Below is a block of records; repeat each one exactly.

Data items
++++++++++

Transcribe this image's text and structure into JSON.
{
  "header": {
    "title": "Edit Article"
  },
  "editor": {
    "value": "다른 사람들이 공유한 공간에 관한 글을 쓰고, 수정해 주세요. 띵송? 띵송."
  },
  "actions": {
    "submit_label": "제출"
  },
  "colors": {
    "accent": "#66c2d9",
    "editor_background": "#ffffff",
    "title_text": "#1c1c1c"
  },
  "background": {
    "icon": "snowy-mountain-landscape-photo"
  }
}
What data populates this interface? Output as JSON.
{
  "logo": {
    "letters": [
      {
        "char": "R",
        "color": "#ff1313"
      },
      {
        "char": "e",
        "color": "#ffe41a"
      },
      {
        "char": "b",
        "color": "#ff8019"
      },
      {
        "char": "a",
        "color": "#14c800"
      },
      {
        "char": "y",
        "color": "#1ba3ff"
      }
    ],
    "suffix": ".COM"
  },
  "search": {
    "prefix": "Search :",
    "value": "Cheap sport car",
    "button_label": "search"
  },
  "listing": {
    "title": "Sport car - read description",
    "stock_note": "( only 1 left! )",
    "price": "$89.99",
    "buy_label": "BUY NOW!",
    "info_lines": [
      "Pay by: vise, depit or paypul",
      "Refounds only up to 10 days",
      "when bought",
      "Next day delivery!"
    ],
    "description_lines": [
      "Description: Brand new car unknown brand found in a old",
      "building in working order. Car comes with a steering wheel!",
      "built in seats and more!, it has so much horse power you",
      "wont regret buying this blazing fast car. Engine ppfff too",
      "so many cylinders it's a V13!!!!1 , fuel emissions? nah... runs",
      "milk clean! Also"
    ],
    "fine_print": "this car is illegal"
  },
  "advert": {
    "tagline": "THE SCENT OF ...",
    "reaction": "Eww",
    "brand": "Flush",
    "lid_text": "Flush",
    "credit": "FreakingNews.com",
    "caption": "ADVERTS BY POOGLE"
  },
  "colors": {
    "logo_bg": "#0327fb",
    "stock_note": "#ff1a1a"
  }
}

++++++++++

▶ Task solution
Transcribe this image's text and structure into JSON.
{
  "header": {
    "title": "Edit Article"
  },
  "editor": {
    "value": "다른 사람들이 공유한 공간에 관한 글을 쓰고, 수정해 주세요. 띵송? 띵송."
  },
  "actions": {
    "submit_label": "제출"
  },
  "colors": {
    "accent": "#66c2d9",
    "editor_background": "#ffffff",
    "title_text": "#1c1c1c"
  },
  "background": {
    "icon": "snowy-mountain-landscape-photo"
  }
}
What data populates this interface? Output as JSON.
{
  "logo": {
    "letters": [
      {
        "char": "R",
        "color": "#ff1313"
      },
      {
        "char": "e",
        "color": "#ffe41a"
      },
      {
        "char": "b",
        "color": "#ff8019"
      },
      {
        "char": "a",
        "color": "#14c800"
      },
      {
        "char": "y",
        "color": "#1ba3ff"
      }
    ],
    "suffix": ".COM"
  },
  "search": {
    "prefix": "Search :",
    "value": "Cheap sport car",
    "button_label": "search"
  },
  "listing": {
    "title": "Sport car - read description",
    "stock_note": "( only 1 left! )",
    "price": "$89.99",
    "buy_label": "BUY NOW!",
    "info_lines": [
      "Pay by: vise, depit or paypul",
      "Refounds only up to 10 days",
      "when bought",
      "Next day delivery!"
    ],
    "description_lines": [
      "Description: Brand new car unknown brand found in a old",
      "building in working order. Car comes with a steering wheel!",
      "built in seats and more!, it has so much horse power you",
      "wont regret buying this blazing fast car. Engine ppfff too",
      "so many cylinders it's a V13!!!!1 , fuel emissions? nah... runs",
      "milk clean! Also"
    ],
    "fine_print": "this car is illegal"
  },
  "advert": {
    "tagline": "THE SCENT OF ...",
    "reaction": "Eww",
    "brand": "Flush",
    "lid_text": "Flush",
    "credit": "FreakingNews.com",
    "caption": "ADVERTS BY POOGLE"
  },
  "colors": {
    "logo_bg": "#0327fb",
    "stock_note": "#ff1a1a"
  }
}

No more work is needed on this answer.